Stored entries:
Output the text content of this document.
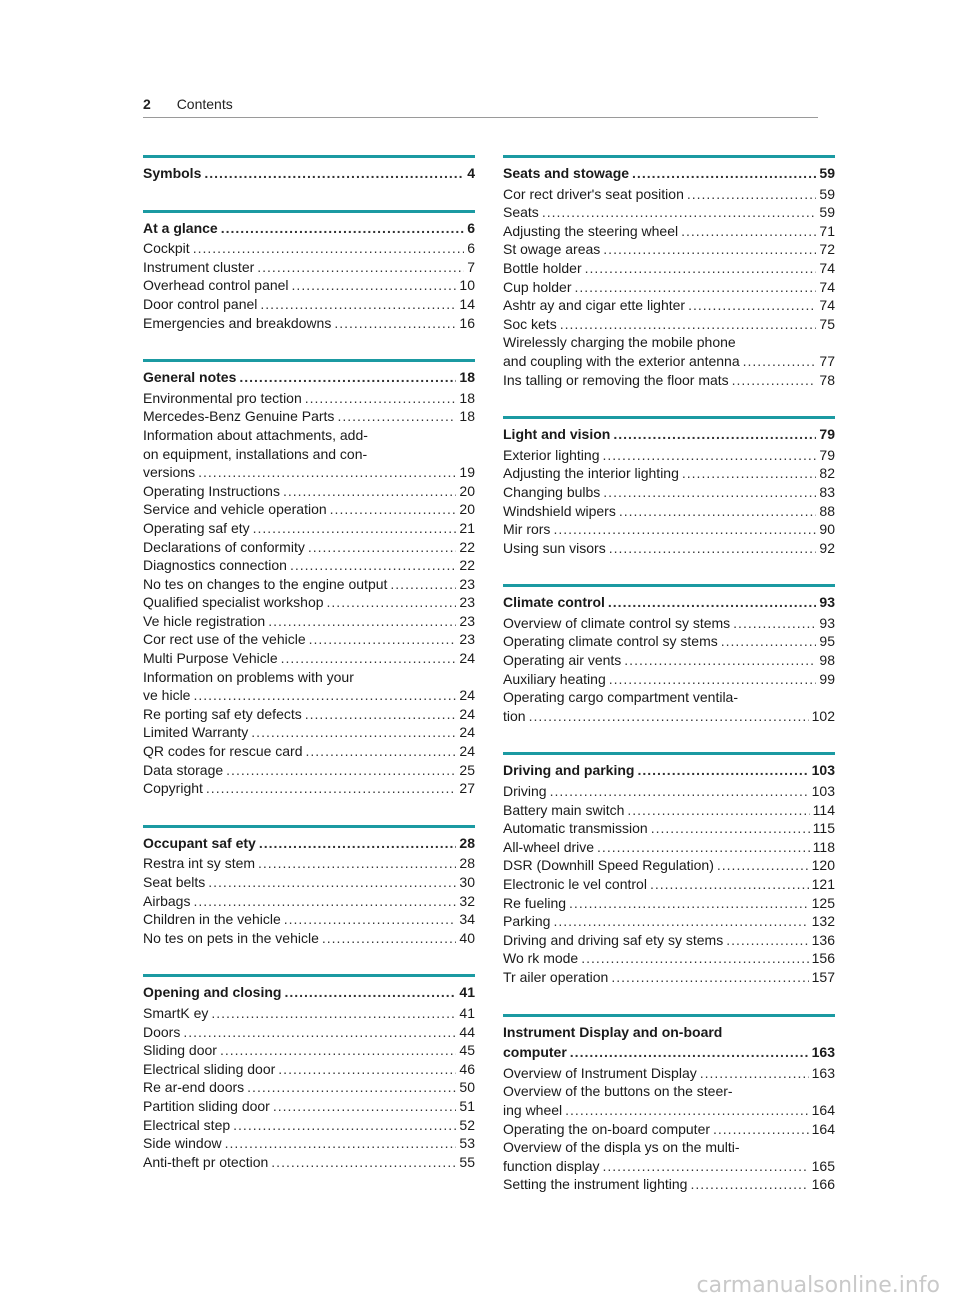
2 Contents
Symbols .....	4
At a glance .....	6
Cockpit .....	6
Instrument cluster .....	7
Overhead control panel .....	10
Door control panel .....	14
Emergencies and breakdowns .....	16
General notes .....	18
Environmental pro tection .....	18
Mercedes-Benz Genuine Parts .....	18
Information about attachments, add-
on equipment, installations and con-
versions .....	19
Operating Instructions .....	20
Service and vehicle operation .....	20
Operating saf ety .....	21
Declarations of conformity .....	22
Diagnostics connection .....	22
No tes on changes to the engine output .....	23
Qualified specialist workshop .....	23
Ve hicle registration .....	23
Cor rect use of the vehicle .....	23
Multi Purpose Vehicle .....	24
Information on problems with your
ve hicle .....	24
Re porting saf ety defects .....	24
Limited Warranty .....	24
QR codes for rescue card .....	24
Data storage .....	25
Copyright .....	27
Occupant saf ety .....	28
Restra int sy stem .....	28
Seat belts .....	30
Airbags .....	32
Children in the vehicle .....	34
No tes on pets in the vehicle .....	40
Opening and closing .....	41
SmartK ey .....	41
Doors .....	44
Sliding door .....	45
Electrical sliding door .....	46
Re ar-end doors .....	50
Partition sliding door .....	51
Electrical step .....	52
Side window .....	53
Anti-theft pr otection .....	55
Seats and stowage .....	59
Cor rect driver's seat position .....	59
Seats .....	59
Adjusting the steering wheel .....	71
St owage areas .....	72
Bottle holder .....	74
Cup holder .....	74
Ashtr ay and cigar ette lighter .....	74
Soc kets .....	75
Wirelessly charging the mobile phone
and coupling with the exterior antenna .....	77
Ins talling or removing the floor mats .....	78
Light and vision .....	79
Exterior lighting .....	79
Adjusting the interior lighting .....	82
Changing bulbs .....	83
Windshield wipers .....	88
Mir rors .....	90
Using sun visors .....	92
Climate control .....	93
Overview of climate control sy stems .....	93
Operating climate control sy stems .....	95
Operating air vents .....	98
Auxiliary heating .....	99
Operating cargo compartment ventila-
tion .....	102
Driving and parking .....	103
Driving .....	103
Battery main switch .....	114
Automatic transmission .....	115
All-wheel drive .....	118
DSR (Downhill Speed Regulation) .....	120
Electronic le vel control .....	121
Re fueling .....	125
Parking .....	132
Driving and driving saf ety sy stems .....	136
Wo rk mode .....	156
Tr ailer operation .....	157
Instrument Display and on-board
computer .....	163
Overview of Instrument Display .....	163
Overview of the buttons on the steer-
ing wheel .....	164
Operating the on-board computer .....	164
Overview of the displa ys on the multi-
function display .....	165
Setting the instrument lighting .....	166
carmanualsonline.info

* * *

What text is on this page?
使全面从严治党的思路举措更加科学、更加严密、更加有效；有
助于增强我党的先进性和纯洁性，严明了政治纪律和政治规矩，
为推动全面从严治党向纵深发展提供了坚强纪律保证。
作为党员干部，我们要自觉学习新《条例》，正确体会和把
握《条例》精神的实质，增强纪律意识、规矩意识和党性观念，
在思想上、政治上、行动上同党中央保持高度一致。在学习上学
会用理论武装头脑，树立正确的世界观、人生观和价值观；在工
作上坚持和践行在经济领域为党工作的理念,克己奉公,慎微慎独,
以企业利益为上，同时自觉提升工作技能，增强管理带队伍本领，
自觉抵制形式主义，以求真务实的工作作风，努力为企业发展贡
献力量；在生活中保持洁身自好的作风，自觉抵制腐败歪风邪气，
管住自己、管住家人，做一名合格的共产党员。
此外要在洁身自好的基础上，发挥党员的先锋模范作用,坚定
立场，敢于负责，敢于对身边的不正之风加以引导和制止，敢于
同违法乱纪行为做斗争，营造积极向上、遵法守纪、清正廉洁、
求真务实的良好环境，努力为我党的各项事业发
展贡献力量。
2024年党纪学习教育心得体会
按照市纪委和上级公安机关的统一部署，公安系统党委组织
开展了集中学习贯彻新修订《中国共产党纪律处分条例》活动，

...

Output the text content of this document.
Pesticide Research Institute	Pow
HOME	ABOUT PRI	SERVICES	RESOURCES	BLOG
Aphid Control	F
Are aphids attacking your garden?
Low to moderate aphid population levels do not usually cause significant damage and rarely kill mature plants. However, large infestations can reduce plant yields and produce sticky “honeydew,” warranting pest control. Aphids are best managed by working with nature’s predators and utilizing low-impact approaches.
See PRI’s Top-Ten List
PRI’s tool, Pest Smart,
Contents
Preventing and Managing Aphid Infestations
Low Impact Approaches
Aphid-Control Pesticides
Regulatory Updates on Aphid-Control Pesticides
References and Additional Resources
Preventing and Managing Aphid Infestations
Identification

> **Written problem**
Return each line among the entries that holds the word "panel".

> **Task output**
Overhead control panel .....	10
Door control panel .....	14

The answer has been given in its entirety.